TEXT EXCERPT –
+ + + +
The scientists, who include experts on dementia and brain diseases such as Creutzfeldt-Jakob Disease (CJD), are new to the public debate over beef and brain disease.
The warnings come in the first publication of the report that last month prompted the British government to admit to possible links between beef and CJD, and in two letters to the respected Lancet medical journal.
Dr Robert Will and colleagues at the National Creutzfeldt-Jakob Disease Surveillance Unit in Edinburgh described the 10 cases they found that seemed different from other CJD cases, in part because the victims were much younger than the average age of 63 at which CJD usually strikes.
After seeing a preview of their findings last month, the government reversed its assertion that there was no evidence people could get CJD from eating cows infected with bovine spongiform encephalopathy (BSE) or mad cow disease.
"If there is a causal link then, given the potentially long and widespread exposure to the BSE agent, further new cases of this new variant of CJD are likely to arise," Will's group said in the Lancet report.
They said people were probably most strongly exposed in the 1980s, before the government introduced controls on the use of meat and organs from cattle.
+ + + +
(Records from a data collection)
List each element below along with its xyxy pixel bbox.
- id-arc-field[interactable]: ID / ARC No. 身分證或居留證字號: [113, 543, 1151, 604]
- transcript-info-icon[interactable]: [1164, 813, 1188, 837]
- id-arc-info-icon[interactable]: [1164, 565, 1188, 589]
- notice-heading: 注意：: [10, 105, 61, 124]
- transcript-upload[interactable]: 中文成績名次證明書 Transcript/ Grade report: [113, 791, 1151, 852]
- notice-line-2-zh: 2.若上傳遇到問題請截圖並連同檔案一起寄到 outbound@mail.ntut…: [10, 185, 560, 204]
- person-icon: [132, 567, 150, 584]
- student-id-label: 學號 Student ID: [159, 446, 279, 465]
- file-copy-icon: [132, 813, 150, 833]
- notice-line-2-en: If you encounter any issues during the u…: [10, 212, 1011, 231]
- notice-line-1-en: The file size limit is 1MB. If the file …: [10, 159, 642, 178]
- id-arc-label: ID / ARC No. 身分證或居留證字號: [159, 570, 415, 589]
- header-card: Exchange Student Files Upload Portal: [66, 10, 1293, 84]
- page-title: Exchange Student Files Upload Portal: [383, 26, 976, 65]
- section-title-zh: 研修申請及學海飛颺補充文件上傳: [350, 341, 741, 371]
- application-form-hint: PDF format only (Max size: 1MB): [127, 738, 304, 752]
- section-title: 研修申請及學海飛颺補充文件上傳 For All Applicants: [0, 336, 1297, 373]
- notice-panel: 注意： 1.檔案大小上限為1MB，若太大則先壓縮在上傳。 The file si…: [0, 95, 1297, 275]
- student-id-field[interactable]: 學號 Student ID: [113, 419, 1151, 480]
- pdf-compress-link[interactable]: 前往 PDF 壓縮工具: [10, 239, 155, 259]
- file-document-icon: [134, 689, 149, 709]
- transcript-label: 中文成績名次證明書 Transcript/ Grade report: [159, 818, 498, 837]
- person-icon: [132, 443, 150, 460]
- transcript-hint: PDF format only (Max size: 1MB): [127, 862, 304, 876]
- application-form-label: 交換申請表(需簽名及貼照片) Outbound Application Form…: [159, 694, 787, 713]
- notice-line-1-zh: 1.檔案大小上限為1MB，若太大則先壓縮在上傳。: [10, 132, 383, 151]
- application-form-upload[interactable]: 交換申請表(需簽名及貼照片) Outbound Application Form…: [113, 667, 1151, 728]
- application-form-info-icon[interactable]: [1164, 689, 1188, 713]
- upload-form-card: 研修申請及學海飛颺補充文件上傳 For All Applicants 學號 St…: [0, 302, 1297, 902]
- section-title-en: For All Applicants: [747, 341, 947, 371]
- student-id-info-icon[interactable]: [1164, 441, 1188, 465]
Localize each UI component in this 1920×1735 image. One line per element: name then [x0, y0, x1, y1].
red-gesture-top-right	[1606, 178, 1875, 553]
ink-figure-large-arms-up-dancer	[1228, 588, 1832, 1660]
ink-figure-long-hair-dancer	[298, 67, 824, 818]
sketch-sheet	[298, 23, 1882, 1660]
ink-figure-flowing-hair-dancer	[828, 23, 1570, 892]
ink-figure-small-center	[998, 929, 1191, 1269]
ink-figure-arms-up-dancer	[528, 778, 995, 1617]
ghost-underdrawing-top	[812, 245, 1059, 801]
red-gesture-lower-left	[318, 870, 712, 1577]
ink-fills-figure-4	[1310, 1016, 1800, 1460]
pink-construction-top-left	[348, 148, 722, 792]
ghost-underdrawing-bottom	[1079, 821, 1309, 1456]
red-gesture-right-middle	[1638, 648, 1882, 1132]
+ + + +
TASK ITEM –
Say whether each statement agrees with the excerpt on beef and CJD, answering yes or no and quoting the words from the excerpt that decide it.
1. Will's group described 10 cases that seemed different from other CJD cases.
2. CJD usually strikes at an average age of 53.
3. The group said people were probably most strongly exposed in the 1990s.
The records were taken from a different source than the text.

SOLUTION FOR THIS TASK –
1. Yes: "described the 10 cases they found that seemed different from other CJD cases"
2. No: "the average age of 63 at which CJD usually strikes"
3. No: "people were probably most strongly exposed in the 1980s"